Entries with figure data -
----------
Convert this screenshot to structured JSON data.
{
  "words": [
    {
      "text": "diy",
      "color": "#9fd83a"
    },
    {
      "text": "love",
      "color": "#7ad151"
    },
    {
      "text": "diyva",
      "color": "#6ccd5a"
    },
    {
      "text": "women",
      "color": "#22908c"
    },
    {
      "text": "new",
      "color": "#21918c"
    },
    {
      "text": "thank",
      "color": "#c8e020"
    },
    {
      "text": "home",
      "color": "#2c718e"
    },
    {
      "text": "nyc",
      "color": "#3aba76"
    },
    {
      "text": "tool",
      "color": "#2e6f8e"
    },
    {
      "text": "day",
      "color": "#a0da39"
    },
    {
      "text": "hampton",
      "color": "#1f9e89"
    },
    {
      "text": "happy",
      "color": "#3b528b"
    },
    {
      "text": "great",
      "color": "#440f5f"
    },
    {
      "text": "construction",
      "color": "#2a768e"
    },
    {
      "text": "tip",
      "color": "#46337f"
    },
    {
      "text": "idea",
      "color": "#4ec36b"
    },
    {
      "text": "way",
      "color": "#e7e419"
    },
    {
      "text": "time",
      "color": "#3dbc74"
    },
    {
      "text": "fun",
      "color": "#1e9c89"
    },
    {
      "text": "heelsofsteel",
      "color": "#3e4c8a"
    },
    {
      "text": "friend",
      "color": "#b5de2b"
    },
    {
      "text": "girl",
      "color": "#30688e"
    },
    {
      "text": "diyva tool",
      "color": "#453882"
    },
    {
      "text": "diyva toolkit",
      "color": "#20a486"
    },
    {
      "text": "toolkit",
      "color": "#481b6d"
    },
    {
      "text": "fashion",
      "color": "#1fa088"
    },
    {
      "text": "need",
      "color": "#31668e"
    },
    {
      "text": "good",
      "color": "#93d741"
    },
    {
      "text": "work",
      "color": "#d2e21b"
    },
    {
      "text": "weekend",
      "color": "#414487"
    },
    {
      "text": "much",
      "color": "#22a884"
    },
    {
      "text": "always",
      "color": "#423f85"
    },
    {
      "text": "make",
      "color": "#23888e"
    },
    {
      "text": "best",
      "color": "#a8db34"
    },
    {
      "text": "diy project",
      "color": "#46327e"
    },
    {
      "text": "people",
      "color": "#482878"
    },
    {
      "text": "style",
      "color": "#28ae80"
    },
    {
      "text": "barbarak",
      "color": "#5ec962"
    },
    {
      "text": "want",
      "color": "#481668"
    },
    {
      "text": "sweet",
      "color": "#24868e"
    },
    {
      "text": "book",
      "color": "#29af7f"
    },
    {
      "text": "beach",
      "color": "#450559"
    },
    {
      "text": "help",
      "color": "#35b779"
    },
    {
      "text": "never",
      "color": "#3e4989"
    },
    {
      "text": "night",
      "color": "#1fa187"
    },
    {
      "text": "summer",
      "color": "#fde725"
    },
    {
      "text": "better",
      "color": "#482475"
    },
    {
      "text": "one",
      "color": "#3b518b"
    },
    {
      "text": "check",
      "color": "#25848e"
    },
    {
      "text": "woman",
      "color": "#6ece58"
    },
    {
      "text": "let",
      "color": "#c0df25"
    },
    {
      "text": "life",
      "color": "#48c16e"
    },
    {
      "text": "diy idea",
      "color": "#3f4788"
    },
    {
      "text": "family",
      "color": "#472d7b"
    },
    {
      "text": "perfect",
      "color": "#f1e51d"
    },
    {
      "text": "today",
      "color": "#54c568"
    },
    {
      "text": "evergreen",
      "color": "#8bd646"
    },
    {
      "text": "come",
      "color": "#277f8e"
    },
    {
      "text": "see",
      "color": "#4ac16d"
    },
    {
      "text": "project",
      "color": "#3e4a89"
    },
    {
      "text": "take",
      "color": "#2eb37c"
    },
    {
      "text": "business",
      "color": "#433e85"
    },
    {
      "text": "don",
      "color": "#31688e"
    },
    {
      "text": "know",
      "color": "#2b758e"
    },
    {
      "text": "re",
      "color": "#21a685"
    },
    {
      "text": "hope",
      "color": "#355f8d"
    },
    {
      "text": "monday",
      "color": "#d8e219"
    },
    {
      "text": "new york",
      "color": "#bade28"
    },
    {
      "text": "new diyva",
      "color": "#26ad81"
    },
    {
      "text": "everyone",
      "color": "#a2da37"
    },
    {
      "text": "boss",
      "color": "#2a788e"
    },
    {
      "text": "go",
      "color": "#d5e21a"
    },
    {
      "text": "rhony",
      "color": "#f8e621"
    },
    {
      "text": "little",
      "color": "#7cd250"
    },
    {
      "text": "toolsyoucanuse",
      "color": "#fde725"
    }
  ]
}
----------
Each entry above is to be printed again exactly.

Result below -
Convert this screenshot to structured JSON data.
{
  "words": [
    {
      "text": "diy",
      "color": "#9fd83a"
    },
    {
      "text": "love",
      "color": "#7ad151"
    },
    {
      "text": "diyva",
      "color": "#6ccd5a"
    },
    {
      "text": "women",
      "color": "#22908c"
    },
    {
      "text": "new",
      "color": "#21918c"
    },
    {
      "text": "thank",
      "color": "#c8e020"
    },
    {
      "text": "home",
      "color": "#2c718e"
    },
    {
      "text": "nyc",
      "color": "#3aba76"
    },
    {
      "text": "tool",
      "color": "#2e6f8e"
    },
    {
      "text": "day",
      "color": "#a0da39"
    },
    {
      "text": "hampton",
      "color": "#1f9e89"
    },
    {
      "text": "happy",
      "color": "#3b528b"
    },
    {
      "text": "great",
      "color": "#440f5f"
    },
    {
      "text": "construction",
      "color": "#2a768e"
    },
    {
      "text": "tip",
      "color": "#46337f"
    },
    {
      "text": "idea",
      "color": "#4ec36b"
    },
    {
      "text": "way",
      "color": "#e7e419"
    },
    {
      "text": "time",
      "color": "#3dbc74"
    },
    {
      "text": "fun",
      "color": "#1e9c89"
    },
    {
      "text": "heelsofsteel",
      "color": "#3e4c8a"
    },
    {
      "text": "friend",
      "color": "#b5de2b"
    },
    {
      "text": "girl",
      "color": "#30688e"
    },
    {
      "text": "diyva tool",
      "color": "#453882"
    },
    {
      "text": "diyva toolkit",
      "color": "#20a486"
    },
    {
      "text": "toolkit",
      "color": "#481b6d"
    },
    {
      "text": "fashion",
      "color": "#1fa088"
    },
    {
      "text": "need",
      "color": "#31668e"
    },
    {
      "text": "good",
      "color": "#93d741"
    },
    {
      "text": "work",
      "color": "#d2e21b"
    },
    {
      "text": "weekend",
      "color": "#414487"
    },
    {
      "text": "much",
      "color": "#22a884"
    },
    {
      "text": "always",
      "color": "#423f85"
    },
    {
      "text": "make",
      "color": "#23888e"
    },
    {
      "text": "best",
      "color": "#a8db34"
    },
    {
      "text": "diy project",
      "color": "#46327e"
    },
    {
      "text": "people",
      "color": "#482878"
    },
    {
      "text": "style",
      "color": "#28ae80"
    },
    {
      "text": "barbarak",
      "color": "#5ec962"
    },
    {
      "text": "want",
      "color": "#481668"
    },
    {
      "text": "sweet",
      "color": "#24868e"
    },
    {
      "text": "book",
      "color": "#29af7f"
    },
    {
      "text": "beach",
      "color": "#450559"
    },
    {
      "text": "help",
      "color": "#35b779"
    },
    {
      "text": "never",
      "color": "#3e4989"
    },
    {
      "text": "night",
      "color": "#1fa187"
    },
    {
      "text": "summer",
      "color": "#fde725"
    },
    {
      "text": "better",
      "color": "#482475"
    },
    {
      "text": "one",
      "color": "#3b518b"
    },
    {
      "text": "check",
      "color": "#25848e"
    },
    {
      "text": "woman",
      "color": "#6ece58"
    },
    {
      "text": "let",
      "color": "#c0df25"
    },
    {
      "text": "life",
      "color": "#48c16e"
    },
    {
      "text": "diy idea",
      "color": "#3f4788"
    },
    {
      "text": "family",
      "color": "#472d7b"
    },
    {
      "text": "perfect",
      "color": "#f1e51d"
    },
    {
      "text": "today",
      "color": "#54c568"
    },
    {
      "text": "evergreen",
      "color": "#8bd646"
    },
    {
      "text": "come",
      "color": "#277f8e"
    },
    {
      "text": "see",
      "color": "#4ac16d"
    },
    {
      "text": "project",
      "color": "#3e4a89"
    },
    {
      "text": "take",
      "color": "#2eb37c"
    },
    {
      "text": "business",
      "color": "#433e85"
    },
    {
      "text": "don",
      "color": "#31688e"
    },
    {
      "text": "know",
      "color": "#2b758e"
    },
    {
      "text": "re",
      "color": "#21a685"
    },
    {
      "text": "hope",
      "color": "#355f8d"
    },
    {
      "text": "monday",
      "color": "#d8e219"
    },
    {
      "text": "new york",
      "color": "#bade28"
    },
    {
      "text": "new diyva",
      "color": "#26ad81"
    },
    {
      "text": "everyone",
      "color": "#a2da37"
    },
    {
      "text": "boss",
      "color": "#2a788e"
    },
    {
      "text": "go",
      "color": "#d5e21a"
    },
    {
      "text": "rhony",
      "color": "#f8e621"
    },
    {
      "text": "little",
      "color": "#7cd250"
    },
    {
      "text": "toolsyoucanuse",
      "color": "#fde725"
    }
  ]
}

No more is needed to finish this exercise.